▸ YOUR GOAL:
Return every record below exactly as written, but leave out the pictures.

▸ ENTRIES SHOWN:

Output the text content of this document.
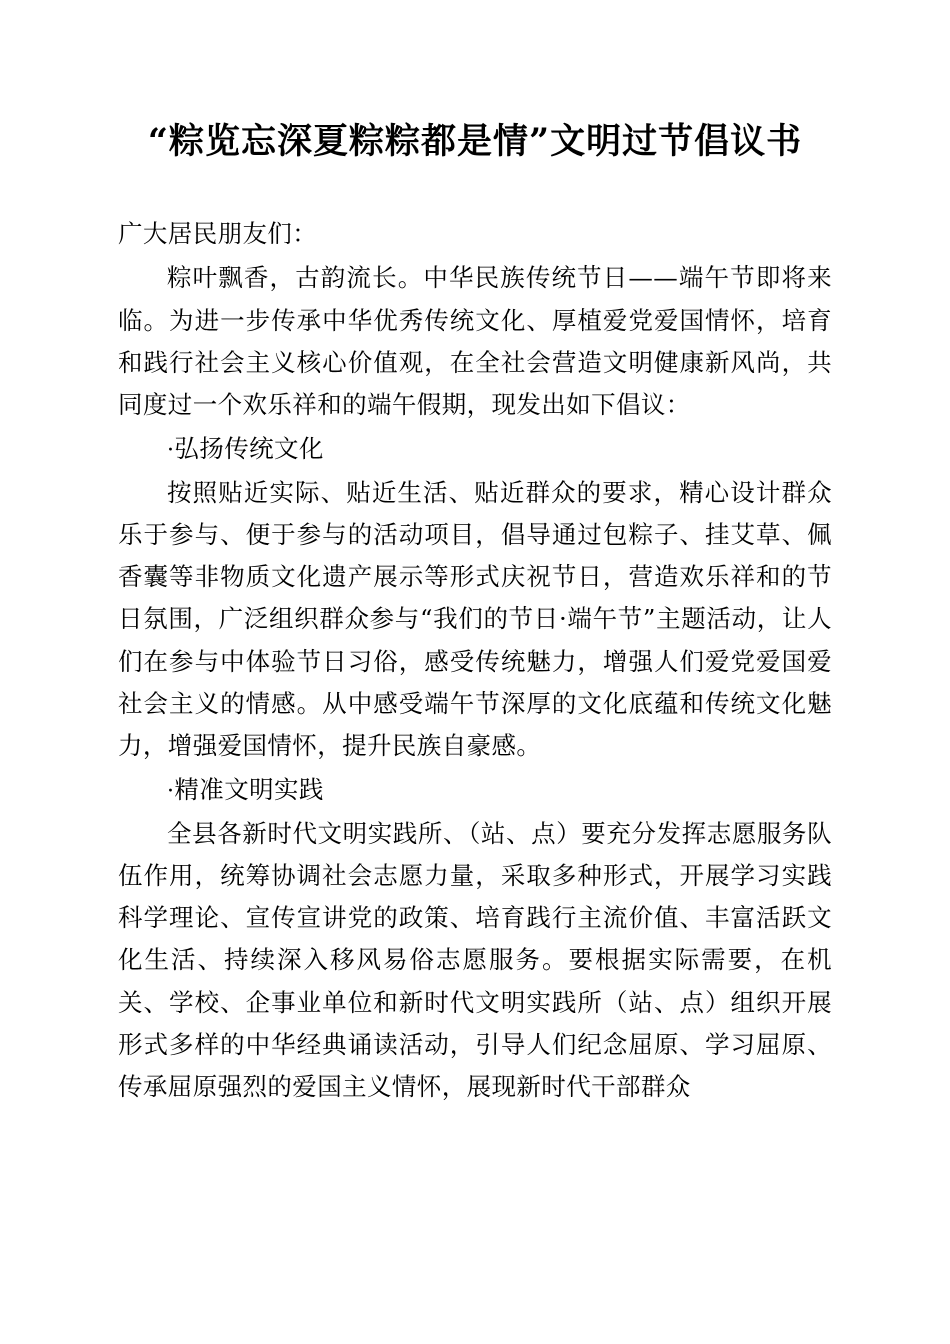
“粽览忘深夏粽粽都是情”文明过节倡议书

广大居民朋友们：

粽叶飘香，古韵流长。中华民族传统节日——端午节即将来临。为进一步传承中华优秀传统文化、厚植爱党爱国情怀，培育和践行社会主义核心价值观，在全社会营造文明健康新风尚，共同度过一个欢乐祥和的端午假期，现发出如下倡议：

·弘扬传统文化

按照贴近实际、贴近生活、贴近群众的要求，精心设计群众乐于参与、便于参与的活动项目，倡导通过包粽子、挂艾草、佩香囊等非物质文化遗产展示等形式庆祝节日，营造欢乐祥和的节日氛围，广泛组织群众参与“我们的节日·端午节”主题活动，让人们在参与中体验节日习俗，感受传统魅力，增强人们爱党爱国爱社会主义的情感。从中感受端午节深厚的文化底蕴和传统文化魅力，增强爱国情怀，提升民族自豪感。

·精准文明实践

全县各新时代文明实践所、（站、点）要充分发挥志愿服务队伍作用，统筹协调社会志愿力量，采取多种形式，开展学习实践科学理论、宣传宣讲党的政策、培育践行主流价值、丰富活跃文化生活、持续深入移风易俗志愿服务。要根据实际需要，在机关、学校、企事业单位和新时代文明实践所（站、点）组织开展形式多样的中华经典诵读活动，引导人们纪念屈原、学习屈原、传承屈原强烈的爱国主义情怀，展现新时代干部群众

▸ WORKED ANSWER:
Output the text content of this document.
“粽览忘深夏粽粽都是情”文明过节倡议书

广大居民朋友们：

粽叶飘香，古韵流长。中华民族传统节日——端午节即将来临。为进一步传承中华优秀传统文化、厚植爱党爱国情怀，培育和践行社会主义核心价值观，在全社会营造文明健康新风尚，共同度过一个欢乐祥和的端午假期，现发出如下倡议：

·弘扬传统文化

按照贴近实际、贴近生活、贴近群众的要求，精心设计群众乐于参与、便于参与的活动项目，倡导通过包粽子、挂艾草、佩香囊等非物质文化遗产展示等形式庆祝节日，营造欢乐祥和的节日氛围，广泛组织群众参与“我们的节日·端午节”主题活动，让人们在参与中体验节日习俗，感受传统魅力，增强人们爱党爱国爱社会主义的情感。从中感受端午节深厚的文化底蕴和传统文化魅力，增强爱国情怀，提升民族自豪感。

·精准文明实践

全县各新时代文明实践所、（站、点）要充分发挥志愿服务队伍作用，统筹协调社会志愿力量，采取多种形式，开展学习实践科学理论、宣传宣讲党的政策、培育践行主流价值、丰富活跃文化生活、持续深入移风易俗志愿服务。要根据实际需要，在机关、学校、企事业单位和新时代文明实践所（站、点）组织开展形式多样的中华经典诵读活动，引导人们纪念屈原、学习屈原、传承屈原强烈的爱国主义情怀，展现新时代干部群众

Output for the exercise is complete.